- _Provided material_:
---------------
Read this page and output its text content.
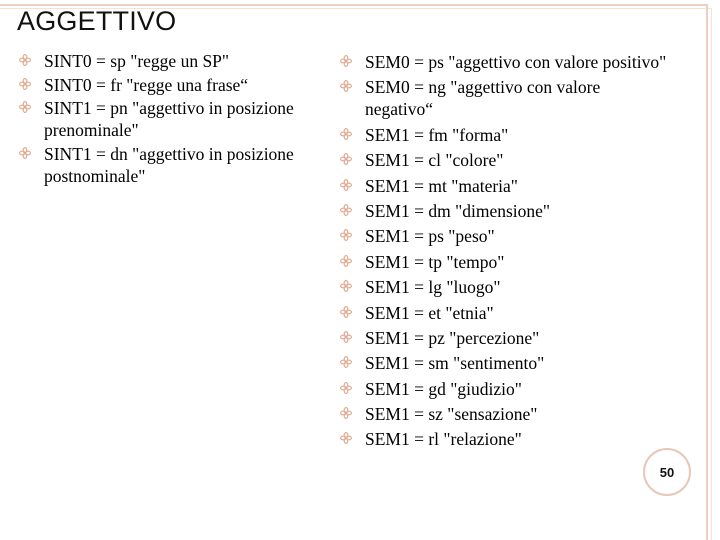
AGGETTIVO
SINT0 = sp "regge un SP"
SINT0 = fr "regge una frase“
SINT1 = pn "aggettivo in posizione prenominale"
SINT1 = dn "aggettivo in posizione postnominale"
SEM0 = ps "aggettivo con valore positivo"
SEM0 = ng "aggettivo con valore negativo“
SEM1 = fm "forma"
SEM1 = cl "colore"
SEM1 = mt "materia"
SEM1 = dm "dimensione"
SEM1 = ps "peso"
SEM1 = tp "tempo"
SEM1 = lg "luogo"
SEM1 = et "etnia"
SEM1 = pz "percezione"
SEM1 = sm "sentimento"
SEM1 = gd "giudizio"
SEM1 = sz "sensazione"
SEM1 = rl "relazione"
50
---------------
Set down every entry word for word, but omit the pictures.

Read this page and output its text content.
AGGETTIVO
SINT0 = sp "regge un SP"
SINT0 = fr "regge una frase“
SINT1 = pn "aggettivo in posizione prenominale"
SINT1 = dn "aggettivo in posizione postnominale"
SEM0 = ps "aggettivo con valore positivo"
SEM0 = ng "aggettivo con valore negativo“
SEM1 = fm "forma"
SEM1 = cl "colore"
SEM1 = mt "materia"
SEM1 = dm "dimensione"
SEM1 = ps "peso"
SEM1 = tp "tempo"
SEM1 = lg "luogo"
SEM1 = et "etnia"
SEM1 = pz "percezione"
SEM1 = sm "sentimento"
SEM1 = gd "giudizio"
SEM1 = sz "sensazione"
SEM1 = rl "relazione"
50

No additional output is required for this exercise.